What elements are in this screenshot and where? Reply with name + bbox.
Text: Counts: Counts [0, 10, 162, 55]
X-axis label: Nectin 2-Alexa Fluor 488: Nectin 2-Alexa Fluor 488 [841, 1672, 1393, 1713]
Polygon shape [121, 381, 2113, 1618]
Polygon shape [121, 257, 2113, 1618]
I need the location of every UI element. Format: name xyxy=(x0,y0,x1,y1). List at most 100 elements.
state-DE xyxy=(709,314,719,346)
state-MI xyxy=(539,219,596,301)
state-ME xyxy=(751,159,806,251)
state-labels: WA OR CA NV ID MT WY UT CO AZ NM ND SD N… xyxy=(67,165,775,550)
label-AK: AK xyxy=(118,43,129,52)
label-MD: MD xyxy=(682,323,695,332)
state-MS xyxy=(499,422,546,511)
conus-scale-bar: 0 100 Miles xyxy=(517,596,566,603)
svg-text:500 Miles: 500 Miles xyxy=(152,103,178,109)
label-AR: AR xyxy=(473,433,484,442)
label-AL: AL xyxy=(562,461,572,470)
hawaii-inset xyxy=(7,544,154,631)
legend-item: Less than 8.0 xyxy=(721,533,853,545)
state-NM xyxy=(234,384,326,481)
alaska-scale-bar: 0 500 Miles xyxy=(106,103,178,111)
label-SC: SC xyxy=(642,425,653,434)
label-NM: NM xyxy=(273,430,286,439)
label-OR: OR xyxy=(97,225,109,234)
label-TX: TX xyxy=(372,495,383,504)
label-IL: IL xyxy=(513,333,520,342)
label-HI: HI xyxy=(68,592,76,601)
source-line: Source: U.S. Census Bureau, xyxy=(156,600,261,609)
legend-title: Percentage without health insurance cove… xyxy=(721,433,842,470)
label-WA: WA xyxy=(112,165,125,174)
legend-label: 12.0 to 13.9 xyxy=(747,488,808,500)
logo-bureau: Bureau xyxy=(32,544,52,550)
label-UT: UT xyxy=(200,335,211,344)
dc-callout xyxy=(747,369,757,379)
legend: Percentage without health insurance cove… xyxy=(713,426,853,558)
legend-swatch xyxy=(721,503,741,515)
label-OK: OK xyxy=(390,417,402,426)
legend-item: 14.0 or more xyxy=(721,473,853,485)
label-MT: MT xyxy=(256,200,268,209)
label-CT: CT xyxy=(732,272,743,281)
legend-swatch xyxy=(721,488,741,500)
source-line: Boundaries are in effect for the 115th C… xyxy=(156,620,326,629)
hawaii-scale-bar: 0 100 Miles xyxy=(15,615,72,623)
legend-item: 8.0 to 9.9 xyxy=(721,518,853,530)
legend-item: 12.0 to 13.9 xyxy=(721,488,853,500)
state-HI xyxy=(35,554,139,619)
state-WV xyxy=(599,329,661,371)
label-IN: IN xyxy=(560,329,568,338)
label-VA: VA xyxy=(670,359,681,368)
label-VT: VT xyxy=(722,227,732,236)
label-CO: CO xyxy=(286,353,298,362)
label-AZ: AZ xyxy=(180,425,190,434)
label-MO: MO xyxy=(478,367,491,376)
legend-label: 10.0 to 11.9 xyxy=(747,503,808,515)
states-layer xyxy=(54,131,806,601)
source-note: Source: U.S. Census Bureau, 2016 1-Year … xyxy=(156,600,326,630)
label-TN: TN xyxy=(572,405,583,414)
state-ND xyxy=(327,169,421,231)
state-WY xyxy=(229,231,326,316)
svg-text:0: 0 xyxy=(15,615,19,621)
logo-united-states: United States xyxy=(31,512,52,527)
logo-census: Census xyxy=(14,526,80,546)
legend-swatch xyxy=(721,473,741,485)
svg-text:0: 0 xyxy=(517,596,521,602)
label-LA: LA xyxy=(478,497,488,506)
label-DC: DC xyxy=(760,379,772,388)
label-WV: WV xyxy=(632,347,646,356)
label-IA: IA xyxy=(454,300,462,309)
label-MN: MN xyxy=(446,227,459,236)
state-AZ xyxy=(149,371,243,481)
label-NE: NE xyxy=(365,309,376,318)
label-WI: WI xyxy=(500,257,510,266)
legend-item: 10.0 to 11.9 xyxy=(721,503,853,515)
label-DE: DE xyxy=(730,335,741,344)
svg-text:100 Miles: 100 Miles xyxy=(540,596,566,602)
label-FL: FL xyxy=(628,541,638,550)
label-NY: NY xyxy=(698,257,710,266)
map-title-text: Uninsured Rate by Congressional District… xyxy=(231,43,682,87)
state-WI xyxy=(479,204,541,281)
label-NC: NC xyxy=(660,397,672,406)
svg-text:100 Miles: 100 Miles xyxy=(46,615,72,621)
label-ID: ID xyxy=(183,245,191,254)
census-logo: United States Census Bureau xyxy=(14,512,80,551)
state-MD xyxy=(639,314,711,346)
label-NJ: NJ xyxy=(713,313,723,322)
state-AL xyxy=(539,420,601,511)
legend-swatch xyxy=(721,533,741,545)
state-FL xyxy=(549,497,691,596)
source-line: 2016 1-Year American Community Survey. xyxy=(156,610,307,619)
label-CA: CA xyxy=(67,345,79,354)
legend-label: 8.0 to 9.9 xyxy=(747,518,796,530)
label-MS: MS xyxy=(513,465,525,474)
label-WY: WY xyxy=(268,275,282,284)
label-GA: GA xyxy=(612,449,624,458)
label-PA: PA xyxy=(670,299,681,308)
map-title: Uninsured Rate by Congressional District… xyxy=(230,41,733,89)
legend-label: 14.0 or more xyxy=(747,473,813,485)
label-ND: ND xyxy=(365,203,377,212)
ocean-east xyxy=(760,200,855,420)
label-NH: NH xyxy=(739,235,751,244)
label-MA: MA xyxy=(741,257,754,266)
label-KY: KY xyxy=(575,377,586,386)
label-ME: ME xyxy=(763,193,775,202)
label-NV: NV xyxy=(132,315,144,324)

**What you have to do**:
Please reproduce the listing above in full, swapping every "Miles" for "Kilometers" and leaving everything else unchanged.

**Output for this exercise**:
What elements are in this screenshot and where? Reply with name + bbox.
Text: Counts: Counts [0, 10, 162, 55]
X-axis label: Nectin 2-Alexa Fluor 488: Nectin 2-Alexa Fluor 488 [841, 1672, 1393, 1713]
Polygon shape [121, 381, 2113, 1618]
Polygon shape [121, 257, 2113, 1618]
I need the location of every UI element. Format: name xyxy=(x0,y0,x1,y1). List at most 100 elements.
state-DE xyxy=(709,314,719,346)
state-MI xyxy=(539,219,596,301)
state-ME xyxy=(751,159,806,251)
state-labels: WA OR CA NV ID MT WY UT CO AZ NM ND SD N… xyxy=(67,165,775,550)
label-AK: AK xyxy=(118,43,129,52)
label-MD: MD xyxy=(682,323,695,332)
state-MS xyxy=(499,422,546,511)
conus-scale-bar: 0 100 Kilometers xyxy=(517,596,566,603)
svg-text:500 Kilometers: 500 Kilometers xyxy=(152,103,178,109)
label-AR: AR xyxy=(473,433,484,442)
label-AL: AL xyxy=(562,461,572,470)
hawaii-inset xyxy=(7,544,154,631)
legend-item: Less than 8.0 xyxy=(721,533,853,545)
state-NM xyxy=(234,384,326,481)
alaska-scale-bar: 0 500 Kilometers xyxy=(106,103,178,111)
label-SC: SC xyxy=(642,425,653,434)
label-NM: NM xyxy=(273,430,286,439)
label-OR: OR xyxy=(97,225,109,234)
label-TX: TX xyxy=(372,495,383,504)
label-IL: IL xyxy=(513,333,520,342)
label-HI: HI xyxy=(68,592,76,601)
source-line: Source: U.S. Census Bureau, xyxy=(156,600,261,609)
legend-title: Percentage without health insurance cove… xyxy=(721,433,842,470)
label-WA: WA xyxy=(112,165,125,174)
legend-label: 12.0 to 13.9 xyxy=(747,488,808,500)
logo-bureau: Bureau xyxy=(32,544,52,550)
label-UT: UT xyxy=(200,335,211,344)
dc-callout xyxy=(747,369,757,379)
legend: Percentage without health insurance cove… xyxy=(713,426,853,558)
legend-swatch xyxy=(721,503,741,515)
label-OK: OK xyxy=(390,417,402,426)
legend-item: 14.0 or more xyxy=(721,473,853,485)
label-MT: MT xyxy=(256,200,268,209)
label-CT: CT xyxy=(732,272,743,281)
legend-swatch xyxy=(721,488,741,500)
source-line: Boundaries are in effect for the 115th C… xyxy=(156,620,326,629)
hawaii-scale-bar: 0 100 Kilometers xyxy=(15,615,72,623)
legend-item: 8.0 to 9.9 xyxy=(721,518,853,530)
legend-item: 12.0 to 13.9 xyxy=(721,488,853,500)
state-HI xyxy=(35,554,139,619)
state-WV xyxy=(599,329,661,371)
label-IN: IN xyxy=(560,329,568,338)
label-VA: VA xyxy=(670,359,681,368)
label-VT: VT xyxy=(722,227,732,236)
label-CO: CO xyxy=(286,353,298,362)
label-AZ: AZ xyxy=(180,425,190,434)
label-MO: MO xyxy=(478,367,491,376)
legend-label: 10.0 to 11.9 xyxy=(747,503,808,515)
states-layer xyxy=(54,131,806,601)
source-note: Source: U.S. Census Bureau, 2016 1-Year … xyxy=(156,600,326,630)
label-TN: TN xyxy=(572,405,583,414)
state-ND xyxy=(327,169,421,231)
state-WY xyxy=(229,231,326,316)
svg-text:0: 0 xyxy=(15,615,19,621)
logo-united-states: United States xyxy=(31,512,52,527)
logo-census: Census xyxy=(14,526,80,546)
legend-swatch xyxy=(721,473,741,485)
svg-text:0: 0 xyxy=(517,596,521,602)
label-LA: LA xyxy=(478,497,488,506)
label-DC: DC xyxy=(760,379,772,388)
label-WV: WV xyxy=(632,347,646,356)
label-IA: IA xyxy=(454,300,462,309)
label-MN: MN xyxy=(446,227,459,236)
state-AZ xyxy=(149,371,243,481)
label-NE: NE xyxy=(365,309,376,318)
label-WI: WI xyxy=(500,257,510,266)
legend-item: 10.0 to 11.9 xyxy=(721,503,853,515)
label-DE: DE xyxy=(730,335,741,344)
svg-text:100 Kilometers: 100 Kilometers xyxy=(540,596,566,602)
label-FL: FL xyxy=(628,541,638,550)
label-NY: NY xyxy=(698,257,710,266)
map-title-text: Uninsured Rate by Congressional District… xyxy=(231,43,682,87)
state-WI xyxy=(479,204,541,281)
label-NC: NC xyxy=(660,397,672,406)
svg-text:100 Kilometers: 100 Kilometers xyxy=(46,615,72,621)
label-ID: ID xyxy=(183,245,191,254)
census-logo: United States Census Bureau xyxy=(14,512,80,551)
state-MD xyxy=(639,314,711,346)
label-NJ: NJ xyxy=(713,313,723,322)
state-AL xyxy=(539,420,601,511)
legend-swatch xyxy=(721,533,741,545)
state-FL xyxy=(549,497,691,596)
source-line: 2016 1-Year American Community Survey. xyxy=(156,610,307,619)
label-CA: CA xyxy=(67,345,79,354)
legend-label: 8.0 to 9.9 xyxy=(747,518,796,530)
label-MS: MS xyxy=(513,465,525,474)
label-WY: WY xyxy=(268,275,282,284)
label-GA: GA xyxy=(612,449,624,458)
label-PA: PA xyxy=(670,299,681,308)
map-title: Uninsured Rate by Congressional District… xyxy=(230,41,733,89)
legend-label: 14.0 or more xyxy=(747,473,813,485)
label-ND: ND xyxy=(365,203,377,212)
ocean-east xyxy=(760,200,855,420)
label-NH: NH xyxy=(739,235,751,244)
label-MA: MA xyxy=(741,257,754,266)
label-KY: KY xyxy=(575,377,586,386)
label-ME: ME xyxy=(763,193,775,202)
label-NV: NV xyxy=(132,315,144,324)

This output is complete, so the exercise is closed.